### Set problem
Would you write out the entries below, every one of them, exactly?

•••••

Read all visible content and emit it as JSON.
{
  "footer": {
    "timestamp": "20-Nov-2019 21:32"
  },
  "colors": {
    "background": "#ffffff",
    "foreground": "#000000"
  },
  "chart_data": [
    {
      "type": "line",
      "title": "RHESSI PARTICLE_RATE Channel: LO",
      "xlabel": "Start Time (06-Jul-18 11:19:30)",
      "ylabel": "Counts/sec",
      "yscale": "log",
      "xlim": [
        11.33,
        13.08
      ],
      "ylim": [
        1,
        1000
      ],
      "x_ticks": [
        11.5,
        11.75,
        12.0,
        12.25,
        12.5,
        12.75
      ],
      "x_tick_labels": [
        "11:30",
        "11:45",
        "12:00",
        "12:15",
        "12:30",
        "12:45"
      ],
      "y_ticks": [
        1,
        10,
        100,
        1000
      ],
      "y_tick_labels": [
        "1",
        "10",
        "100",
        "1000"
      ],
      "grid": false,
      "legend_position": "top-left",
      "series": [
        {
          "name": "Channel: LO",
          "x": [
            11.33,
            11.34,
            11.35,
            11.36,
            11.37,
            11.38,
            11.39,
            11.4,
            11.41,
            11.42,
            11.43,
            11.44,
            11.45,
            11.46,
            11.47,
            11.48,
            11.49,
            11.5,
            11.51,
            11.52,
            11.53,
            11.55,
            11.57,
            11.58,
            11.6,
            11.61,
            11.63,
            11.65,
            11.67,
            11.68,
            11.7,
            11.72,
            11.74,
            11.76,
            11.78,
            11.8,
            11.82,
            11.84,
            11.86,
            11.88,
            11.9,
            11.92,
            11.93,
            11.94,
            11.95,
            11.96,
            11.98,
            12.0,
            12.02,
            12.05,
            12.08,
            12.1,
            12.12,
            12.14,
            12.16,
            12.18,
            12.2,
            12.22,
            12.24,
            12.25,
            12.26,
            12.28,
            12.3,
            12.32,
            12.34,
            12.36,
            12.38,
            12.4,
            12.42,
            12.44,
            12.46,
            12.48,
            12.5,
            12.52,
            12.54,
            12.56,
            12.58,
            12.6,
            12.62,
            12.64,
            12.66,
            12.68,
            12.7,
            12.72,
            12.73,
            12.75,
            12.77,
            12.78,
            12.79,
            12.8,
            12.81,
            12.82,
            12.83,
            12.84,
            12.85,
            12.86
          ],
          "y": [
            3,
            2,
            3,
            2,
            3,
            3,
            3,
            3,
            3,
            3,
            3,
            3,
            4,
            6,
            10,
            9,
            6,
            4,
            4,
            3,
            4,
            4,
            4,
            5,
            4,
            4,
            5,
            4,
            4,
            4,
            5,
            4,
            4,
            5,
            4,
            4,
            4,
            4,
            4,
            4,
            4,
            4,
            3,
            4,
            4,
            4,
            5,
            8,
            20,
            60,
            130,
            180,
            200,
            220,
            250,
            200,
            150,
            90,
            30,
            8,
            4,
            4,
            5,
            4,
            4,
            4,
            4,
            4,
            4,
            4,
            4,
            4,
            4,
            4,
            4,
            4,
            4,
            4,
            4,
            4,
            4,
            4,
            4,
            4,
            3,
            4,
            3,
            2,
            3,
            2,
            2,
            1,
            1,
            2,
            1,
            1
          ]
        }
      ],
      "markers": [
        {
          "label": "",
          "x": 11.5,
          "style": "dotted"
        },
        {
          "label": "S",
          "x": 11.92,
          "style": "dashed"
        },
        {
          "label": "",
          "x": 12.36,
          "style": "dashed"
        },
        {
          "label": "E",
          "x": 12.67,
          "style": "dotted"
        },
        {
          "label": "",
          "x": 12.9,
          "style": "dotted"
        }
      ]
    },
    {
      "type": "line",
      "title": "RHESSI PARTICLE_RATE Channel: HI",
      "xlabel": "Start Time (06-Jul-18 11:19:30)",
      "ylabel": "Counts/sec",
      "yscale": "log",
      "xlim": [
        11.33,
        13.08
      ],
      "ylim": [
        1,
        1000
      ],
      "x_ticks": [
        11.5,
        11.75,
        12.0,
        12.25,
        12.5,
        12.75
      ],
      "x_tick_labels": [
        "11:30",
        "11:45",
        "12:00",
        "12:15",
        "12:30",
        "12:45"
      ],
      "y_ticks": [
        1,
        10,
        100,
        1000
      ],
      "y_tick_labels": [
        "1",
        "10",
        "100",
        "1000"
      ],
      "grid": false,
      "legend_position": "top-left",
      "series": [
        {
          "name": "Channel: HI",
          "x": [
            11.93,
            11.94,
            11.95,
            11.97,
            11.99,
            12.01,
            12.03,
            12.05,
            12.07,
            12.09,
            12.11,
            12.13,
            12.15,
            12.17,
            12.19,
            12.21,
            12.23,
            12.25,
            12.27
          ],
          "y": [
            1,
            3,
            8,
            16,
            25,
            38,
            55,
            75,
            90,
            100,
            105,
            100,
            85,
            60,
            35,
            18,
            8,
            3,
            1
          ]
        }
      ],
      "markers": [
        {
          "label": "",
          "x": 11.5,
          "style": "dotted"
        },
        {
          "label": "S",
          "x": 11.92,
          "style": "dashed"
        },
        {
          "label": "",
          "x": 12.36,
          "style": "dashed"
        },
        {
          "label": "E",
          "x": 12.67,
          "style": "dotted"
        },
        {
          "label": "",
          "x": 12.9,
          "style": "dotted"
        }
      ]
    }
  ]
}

•••••

### Written answer
Read all visible content and emit it as JSON.
{
  "footer": {
    "timestamp": "20-Nov-2019 21:32"
  },
  "colors": {
    "background": "#ffffff",
    "foreground": "#000000"
  },
  "chart_data": [
    {
      "type": "line",
      "title": "RHESSI PARTICLE_RATE Channel: LO",
      "xlabel": "Start Time (06-Jul-18 11:19:30)",
      "ylabel": "Counts/sec",
      "yscale": "log",
      "xlim": [
        11.33,
        13.08
      ],
      "ylim": [
        1,
        1000
      ],
      "x_ticks": [
        11.5,
        11.75,
        12.0,
        12.25,
        12.5,
        12.75
      ],
      "x_tick_labels": [
        "11:30",
        "11:45",
        "12:00",
        "12:15",
        "12:30",
        "12:45"
      ],
      "y_ticks": [
        1,
        10,
        100,
        1000
      ],
      "y_tick_labels": [
        "1",
        "10",
        "100",
        "1000"
      ],
      "grid": false,
      "legend_position": "top-left",
      "series": [
        {
          "name": "Channel: LO",
          "x": [
            11.33,
            11.34,
            11.35,
            11.36,
            11.37,
            11.38,
            11.39,
            11.4,
            11.41,
            11.42,
            11.43,
            11.44,
            11.45,
            11.46,
            11.47,
            11.48,
            11.49,
            11.5,
            11.51,
            11.52,
            11.53,
            11.55,
            11.57,
            11.58,
            11.6,
            11.61,
            11.63,
            11.65,
            11.67,
            11.68,
            11.7,
            11.72,
            11.74,
            11.76,
            11.78,
            11.8,
            11.82,
            11.84,
            11.86,
            11.88,
            11.9,
            11.92,
            11.93,
            11.94,
            11.95,
            11.96,
            11.98,
            12.0,
            12.02,
            12.05,
            12.08,
            12.1,
            12.12,
            12.14,
            12.16,
            12.18,
            12.2,
            12.22,
            12.24,
            12.25,
            12.26,
            12.28,
            12.3,
            12.32,
            12.34,
            12.36,
            12.38,
            12.4,
            12.42,
            12.44,
            12.46,
            12.48,
            12.5,
            12.52,
            12.54,
            12.56,
            12.58,
            12.6,
            12.62,
            12.64,
            12.66,
            12.68,
            12.7,
            12.72,
            12.73,
            12.75,
            12.77,
            12.78,
            12.79,
            12.8,
            12.81,
            12.82,
            12.83,
            12.84,
            12.85,
            12.86
          ],
          "y": [
            3,
            2,
            3,
            2,
            3,
            3,
            3,
            3,
            3,
            3,
            3,
            3,
            4,
            6,
            10,
            9,
            6,
            4,
            4,
            3,
            4,
            4,
            4,
            5,
            4,
            4,
            5,
            4,
            4,
            4,
            5,
            4,
            4,
            5,
            4,
            4,
            4,
            4,
            4,
            4,
            4,
            4,
            3,
            4,
            4,
            4,
            5,
            8,
            20,
            60,
            130,
            180,
            200,
            220,
            250,
            200,
            150,
            90,
            30,
            8,
            4,
            4,
            5,
            4,
            4,
            4,
            4,
            4,
            4,
            4,
            4,
            4,
            4,
            4,
            4,
            4,
            4,
            4,
            4,
            4,
            4,
            4,
            4,
            4,
            3,
            4,
            3,
            2,
            3,
            2,
            2,
            1,
            1,
            2,
            1,
            1
          ]
        }
      ],
      "markers": [
        {
          "label": "",
          "x": 11.5,
          "style": "dotted"
        },
        {
          "label": "S",
          "x": 11.92,
          "style": "dashed"
        },
        {
          "label": "",
          "x": 12.36,
          "style": "dashed"
        },
        {
          "label": "E",
          "x": 12.67,
          "style": "dotted"
        },
        {
          "label": "",
          "x": 12.9,
          "style": "dotted"
        }
      ]
    },
    {
      "type": "line",
      "title": "RHESSI PARTICLE_RATE Channel: HI",
      "xlabel": "Start Time (06-Jul-18 11:19:30)",
      "ylabel": "Counts/sec",
      "yscale": "log",
      "xlim": [
        11.33,
        13.08
      ],
      "ylim": [
        1,
        1000
      ],
      "x_ticks": [
        11.5,
        11.75,
        12.0,
        12.25,
        12.5,
        12.75
      ],
      "x_tick_labels": [
        "11:30",
        "11:45",
        "12:00",
        "12:15",
        "12:30",
        "12:45"
      ],
      "y_ticks": [
        1,
        10,
        100,
        1000
      ],
      "y_tick_labels": [
        "1",
        "10",
        "100",
        "1000"
      ],
      "grid": false,
      "legend_position": "top-left",
      "series": [
        {
          "name": "Channel: HI",
          "x": [
            11.93,
            11.94,
            11.95,
            11.97,
            11.99,
            12.01,
            12.03,
            12.05,
            12.07,
            12.09,
            12.11,
            12.13,
            12.15,
            12.17,
            12.19,
            12.21,
            12.23,
            12.25,
            12.27
          ],
          "y": [
            1,
            3,
            8,
            16,
            25,
            38,
            55,
            75,
            90,
            100,
            105,
            100,
            85,
            60,
            35,
            18,
            8,
            3,
            1
          ]
        }
      ],
      "markers": [
        {
          "label": "",
          "x": 11.5,
          "style": "dotted"
        },
        {
          "label": "S",
          "x": 11.92,
          "style": "dashed"
        },
        {
          "label": "",
          "x": 12.36,
          "style": "dashed"
        },
        {
          "label": "E",
          "x": 12.67,
          "style": "dotted"
        },
        {
          "label": "",
          "x": 12.9,
          "style": "dotted"
        }
      ]
    }
  ]
}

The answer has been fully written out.